WHAT THIS TASK INVOLVES = Scan the data below for the string "Cathedral". Show every line where it turns up.

MATERIAL PROVIDED =
━━━━━━━━━━━━━━━━

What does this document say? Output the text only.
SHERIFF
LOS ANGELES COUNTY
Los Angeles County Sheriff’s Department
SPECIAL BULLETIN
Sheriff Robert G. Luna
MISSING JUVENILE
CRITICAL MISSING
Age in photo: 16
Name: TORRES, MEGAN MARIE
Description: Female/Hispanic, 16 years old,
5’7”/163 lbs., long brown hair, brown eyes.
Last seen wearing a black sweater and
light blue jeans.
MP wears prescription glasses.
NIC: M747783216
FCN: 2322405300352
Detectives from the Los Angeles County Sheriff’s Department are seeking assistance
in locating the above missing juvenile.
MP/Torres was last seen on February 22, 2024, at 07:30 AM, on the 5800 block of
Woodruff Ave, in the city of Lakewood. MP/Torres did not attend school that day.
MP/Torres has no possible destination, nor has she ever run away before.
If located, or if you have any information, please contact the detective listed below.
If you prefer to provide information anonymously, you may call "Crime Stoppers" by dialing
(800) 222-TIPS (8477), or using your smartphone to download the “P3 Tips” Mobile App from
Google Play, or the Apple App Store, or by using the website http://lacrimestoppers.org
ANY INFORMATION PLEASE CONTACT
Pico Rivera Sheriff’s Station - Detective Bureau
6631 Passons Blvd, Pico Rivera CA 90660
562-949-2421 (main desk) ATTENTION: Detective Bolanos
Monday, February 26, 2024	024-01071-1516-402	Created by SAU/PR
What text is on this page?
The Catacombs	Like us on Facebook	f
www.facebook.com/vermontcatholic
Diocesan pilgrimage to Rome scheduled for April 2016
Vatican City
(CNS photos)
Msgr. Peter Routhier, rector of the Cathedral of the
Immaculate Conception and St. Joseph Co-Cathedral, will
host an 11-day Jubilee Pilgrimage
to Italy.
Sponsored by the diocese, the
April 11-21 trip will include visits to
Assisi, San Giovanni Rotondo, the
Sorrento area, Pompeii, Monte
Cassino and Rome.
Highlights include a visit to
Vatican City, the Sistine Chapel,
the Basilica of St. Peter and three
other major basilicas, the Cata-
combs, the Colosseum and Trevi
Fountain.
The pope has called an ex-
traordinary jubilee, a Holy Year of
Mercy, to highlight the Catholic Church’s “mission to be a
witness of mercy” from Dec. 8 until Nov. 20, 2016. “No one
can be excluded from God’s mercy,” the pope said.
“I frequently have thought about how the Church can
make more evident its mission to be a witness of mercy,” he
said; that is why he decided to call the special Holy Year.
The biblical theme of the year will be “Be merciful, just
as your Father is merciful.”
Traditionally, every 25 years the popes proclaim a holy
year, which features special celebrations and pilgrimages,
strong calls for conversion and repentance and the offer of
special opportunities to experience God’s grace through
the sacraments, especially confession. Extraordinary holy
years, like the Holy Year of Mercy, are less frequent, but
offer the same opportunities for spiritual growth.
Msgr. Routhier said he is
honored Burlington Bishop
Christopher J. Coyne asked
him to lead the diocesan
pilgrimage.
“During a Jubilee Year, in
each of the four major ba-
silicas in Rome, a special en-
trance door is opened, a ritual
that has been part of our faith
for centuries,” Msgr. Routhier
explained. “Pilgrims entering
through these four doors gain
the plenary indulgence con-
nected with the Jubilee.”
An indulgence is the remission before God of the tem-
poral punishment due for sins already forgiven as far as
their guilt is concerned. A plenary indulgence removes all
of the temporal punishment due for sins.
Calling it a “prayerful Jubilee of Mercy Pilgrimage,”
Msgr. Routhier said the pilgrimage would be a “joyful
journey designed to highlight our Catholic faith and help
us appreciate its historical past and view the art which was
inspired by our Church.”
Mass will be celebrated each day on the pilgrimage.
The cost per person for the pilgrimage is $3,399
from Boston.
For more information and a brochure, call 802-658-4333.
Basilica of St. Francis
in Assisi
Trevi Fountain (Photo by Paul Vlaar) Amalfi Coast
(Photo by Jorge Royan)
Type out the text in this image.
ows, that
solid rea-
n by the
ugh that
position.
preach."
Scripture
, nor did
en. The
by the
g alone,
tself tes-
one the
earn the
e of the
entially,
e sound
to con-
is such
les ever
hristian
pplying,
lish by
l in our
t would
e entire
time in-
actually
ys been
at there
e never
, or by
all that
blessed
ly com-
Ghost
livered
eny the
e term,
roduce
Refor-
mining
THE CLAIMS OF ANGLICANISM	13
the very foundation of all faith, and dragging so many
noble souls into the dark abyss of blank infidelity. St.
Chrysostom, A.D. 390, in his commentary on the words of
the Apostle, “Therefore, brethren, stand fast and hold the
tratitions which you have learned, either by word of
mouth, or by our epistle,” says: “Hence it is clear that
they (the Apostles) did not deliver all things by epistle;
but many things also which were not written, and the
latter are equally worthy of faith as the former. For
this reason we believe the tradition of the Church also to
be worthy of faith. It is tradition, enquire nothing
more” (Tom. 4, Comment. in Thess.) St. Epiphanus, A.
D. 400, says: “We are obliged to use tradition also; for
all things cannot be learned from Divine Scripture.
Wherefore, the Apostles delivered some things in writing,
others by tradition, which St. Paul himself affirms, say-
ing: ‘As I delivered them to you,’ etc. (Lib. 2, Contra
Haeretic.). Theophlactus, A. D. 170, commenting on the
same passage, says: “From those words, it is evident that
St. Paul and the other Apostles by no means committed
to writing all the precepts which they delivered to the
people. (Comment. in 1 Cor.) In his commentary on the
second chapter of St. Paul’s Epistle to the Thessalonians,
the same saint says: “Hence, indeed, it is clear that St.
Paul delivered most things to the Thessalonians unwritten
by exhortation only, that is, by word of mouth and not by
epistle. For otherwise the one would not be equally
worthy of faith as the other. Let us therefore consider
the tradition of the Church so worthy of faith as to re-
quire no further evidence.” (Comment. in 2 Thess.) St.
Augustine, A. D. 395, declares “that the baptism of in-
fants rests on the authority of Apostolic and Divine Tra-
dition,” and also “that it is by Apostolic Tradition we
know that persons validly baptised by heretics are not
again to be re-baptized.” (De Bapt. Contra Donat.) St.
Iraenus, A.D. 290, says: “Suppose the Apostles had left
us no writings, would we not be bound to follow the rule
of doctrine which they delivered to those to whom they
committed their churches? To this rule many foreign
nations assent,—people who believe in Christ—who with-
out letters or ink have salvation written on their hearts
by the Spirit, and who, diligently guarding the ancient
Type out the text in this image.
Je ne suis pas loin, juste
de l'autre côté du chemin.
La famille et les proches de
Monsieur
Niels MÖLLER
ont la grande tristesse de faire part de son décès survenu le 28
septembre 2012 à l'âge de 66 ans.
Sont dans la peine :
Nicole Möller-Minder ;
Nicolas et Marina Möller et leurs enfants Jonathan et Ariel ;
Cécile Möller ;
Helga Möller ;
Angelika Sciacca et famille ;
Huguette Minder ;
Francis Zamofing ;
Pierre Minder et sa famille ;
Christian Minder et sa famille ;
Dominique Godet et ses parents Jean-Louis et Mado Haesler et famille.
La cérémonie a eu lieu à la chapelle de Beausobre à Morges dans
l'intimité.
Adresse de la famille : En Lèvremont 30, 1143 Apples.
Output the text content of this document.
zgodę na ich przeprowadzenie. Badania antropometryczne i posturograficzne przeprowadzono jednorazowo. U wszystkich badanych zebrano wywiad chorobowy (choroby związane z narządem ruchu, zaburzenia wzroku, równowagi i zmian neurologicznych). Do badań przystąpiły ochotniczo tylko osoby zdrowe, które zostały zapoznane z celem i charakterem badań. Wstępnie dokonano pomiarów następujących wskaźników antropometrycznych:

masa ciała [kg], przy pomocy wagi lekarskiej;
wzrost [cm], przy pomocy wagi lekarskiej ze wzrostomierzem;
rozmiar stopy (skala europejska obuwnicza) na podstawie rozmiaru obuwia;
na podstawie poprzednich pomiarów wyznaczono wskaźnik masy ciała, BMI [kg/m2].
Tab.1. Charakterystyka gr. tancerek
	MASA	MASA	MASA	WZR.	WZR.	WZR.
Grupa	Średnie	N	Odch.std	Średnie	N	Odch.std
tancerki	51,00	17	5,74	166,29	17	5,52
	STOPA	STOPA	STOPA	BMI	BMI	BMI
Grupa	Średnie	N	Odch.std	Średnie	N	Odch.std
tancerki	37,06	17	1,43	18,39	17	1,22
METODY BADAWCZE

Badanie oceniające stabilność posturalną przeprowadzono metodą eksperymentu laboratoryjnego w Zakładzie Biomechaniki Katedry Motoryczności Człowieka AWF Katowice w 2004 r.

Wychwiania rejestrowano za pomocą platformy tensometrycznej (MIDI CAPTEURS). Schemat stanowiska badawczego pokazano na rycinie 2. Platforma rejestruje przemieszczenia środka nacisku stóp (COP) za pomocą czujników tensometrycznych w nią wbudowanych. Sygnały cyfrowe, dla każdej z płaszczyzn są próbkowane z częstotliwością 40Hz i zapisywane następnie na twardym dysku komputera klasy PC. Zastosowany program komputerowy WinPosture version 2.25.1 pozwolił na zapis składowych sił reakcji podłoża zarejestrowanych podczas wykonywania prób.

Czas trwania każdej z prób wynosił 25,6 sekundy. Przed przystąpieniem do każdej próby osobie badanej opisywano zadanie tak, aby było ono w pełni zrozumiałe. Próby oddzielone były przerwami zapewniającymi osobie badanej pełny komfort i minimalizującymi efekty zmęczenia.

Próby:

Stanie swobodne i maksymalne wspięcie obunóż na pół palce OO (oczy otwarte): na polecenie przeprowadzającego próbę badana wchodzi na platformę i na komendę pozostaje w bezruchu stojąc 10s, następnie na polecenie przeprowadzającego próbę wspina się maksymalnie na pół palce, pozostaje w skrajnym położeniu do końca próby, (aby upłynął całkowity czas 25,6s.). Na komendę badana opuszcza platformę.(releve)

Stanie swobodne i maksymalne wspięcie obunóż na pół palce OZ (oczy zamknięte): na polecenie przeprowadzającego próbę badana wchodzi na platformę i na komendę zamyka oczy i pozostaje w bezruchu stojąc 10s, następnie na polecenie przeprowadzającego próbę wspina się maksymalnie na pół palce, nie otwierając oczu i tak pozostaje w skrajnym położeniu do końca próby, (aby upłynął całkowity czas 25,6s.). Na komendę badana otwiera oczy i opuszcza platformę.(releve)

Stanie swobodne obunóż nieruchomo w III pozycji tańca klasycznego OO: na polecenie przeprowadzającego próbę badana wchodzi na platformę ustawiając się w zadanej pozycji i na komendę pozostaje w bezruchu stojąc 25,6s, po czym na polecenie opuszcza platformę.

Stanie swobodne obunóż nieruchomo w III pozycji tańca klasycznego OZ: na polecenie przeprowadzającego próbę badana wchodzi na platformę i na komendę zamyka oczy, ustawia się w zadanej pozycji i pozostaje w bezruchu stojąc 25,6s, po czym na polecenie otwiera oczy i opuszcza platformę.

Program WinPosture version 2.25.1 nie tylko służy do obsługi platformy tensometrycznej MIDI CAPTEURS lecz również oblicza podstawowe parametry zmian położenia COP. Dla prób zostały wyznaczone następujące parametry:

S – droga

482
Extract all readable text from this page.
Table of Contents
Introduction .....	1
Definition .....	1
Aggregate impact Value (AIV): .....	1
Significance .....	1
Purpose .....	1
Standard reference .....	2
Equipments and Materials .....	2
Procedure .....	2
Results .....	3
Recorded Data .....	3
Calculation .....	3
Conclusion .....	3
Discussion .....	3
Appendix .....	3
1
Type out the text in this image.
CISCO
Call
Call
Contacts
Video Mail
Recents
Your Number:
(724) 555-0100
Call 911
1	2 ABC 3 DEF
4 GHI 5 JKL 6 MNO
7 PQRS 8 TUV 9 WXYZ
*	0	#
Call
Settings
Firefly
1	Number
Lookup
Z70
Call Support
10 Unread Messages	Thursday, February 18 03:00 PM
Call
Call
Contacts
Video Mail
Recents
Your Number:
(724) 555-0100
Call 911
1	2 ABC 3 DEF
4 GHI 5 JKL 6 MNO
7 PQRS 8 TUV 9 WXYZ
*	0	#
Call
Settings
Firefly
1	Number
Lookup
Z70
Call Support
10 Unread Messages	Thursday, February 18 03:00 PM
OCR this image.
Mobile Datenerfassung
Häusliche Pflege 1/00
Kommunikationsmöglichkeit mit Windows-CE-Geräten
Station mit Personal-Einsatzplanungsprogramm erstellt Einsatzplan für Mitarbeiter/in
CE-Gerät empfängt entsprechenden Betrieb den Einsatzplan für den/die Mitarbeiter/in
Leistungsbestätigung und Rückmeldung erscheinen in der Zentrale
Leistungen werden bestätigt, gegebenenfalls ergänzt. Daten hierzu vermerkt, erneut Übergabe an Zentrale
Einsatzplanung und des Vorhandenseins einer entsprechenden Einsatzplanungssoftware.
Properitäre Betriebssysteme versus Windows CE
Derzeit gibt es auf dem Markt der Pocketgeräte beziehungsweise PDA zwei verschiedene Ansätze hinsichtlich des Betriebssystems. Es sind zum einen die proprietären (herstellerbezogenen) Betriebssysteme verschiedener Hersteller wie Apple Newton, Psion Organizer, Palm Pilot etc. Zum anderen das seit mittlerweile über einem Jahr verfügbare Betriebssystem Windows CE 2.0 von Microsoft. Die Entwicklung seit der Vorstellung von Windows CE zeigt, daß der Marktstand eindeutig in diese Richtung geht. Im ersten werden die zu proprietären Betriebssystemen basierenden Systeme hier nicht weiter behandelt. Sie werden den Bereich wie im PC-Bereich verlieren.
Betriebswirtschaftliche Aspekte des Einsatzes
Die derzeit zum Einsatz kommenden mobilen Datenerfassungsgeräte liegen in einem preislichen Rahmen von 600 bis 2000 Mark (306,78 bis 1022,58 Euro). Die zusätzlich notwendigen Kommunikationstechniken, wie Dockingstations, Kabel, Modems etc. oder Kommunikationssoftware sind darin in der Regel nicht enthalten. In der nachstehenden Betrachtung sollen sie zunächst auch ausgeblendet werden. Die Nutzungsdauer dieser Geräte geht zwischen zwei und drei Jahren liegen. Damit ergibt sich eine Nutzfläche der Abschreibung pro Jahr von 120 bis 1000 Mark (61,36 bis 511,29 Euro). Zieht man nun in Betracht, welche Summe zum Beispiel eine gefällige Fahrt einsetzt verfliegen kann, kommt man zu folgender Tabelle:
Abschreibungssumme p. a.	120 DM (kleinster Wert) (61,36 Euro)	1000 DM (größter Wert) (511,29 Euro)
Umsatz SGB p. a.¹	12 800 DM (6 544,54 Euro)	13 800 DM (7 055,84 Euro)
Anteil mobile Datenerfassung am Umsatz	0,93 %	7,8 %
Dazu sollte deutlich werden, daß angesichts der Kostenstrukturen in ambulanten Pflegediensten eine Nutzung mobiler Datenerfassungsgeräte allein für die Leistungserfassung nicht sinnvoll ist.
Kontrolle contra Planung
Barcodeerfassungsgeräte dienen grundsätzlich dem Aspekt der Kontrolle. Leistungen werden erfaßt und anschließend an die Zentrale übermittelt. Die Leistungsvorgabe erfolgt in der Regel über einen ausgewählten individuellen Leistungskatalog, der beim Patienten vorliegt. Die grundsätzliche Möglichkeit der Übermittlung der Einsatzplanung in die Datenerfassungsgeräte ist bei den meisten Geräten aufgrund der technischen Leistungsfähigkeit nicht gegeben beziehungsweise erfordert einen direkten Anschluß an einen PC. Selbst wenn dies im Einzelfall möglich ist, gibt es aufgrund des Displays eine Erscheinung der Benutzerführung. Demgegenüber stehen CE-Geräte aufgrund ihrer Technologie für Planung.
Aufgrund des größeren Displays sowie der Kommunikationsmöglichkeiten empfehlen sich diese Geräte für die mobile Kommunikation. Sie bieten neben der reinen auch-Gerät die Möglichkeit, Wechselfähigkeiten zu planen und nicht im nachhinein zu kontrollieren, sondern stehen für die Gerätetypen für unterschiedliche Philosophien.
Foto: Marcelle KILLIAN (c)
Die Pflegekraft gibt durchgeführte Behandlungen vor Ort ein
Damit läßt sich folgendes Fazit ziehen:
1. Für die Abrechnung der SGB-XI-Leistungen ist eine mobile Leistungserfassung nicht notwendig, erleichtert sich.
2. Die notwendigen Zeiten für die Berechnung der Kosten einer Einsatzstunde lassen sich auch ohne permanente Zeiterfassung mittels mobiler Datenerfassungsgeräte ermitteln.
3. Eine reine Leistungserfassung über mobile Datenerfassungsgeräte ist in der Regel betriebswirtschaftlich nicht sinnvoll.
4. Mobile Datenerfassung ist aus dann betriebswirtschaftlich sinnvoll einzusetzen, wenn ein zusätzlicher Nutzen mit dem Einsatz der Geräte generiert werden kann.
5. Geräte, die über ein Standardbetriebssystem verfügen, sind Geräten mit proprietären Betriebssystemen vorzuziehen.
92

━━━━━━━━━━━━━━━━

ANSWER IN FULL =
Msgr. Peter Routhier, rector of the Cathedral of the
Immaculate Conception and St. Joseph Co-Cathedral, will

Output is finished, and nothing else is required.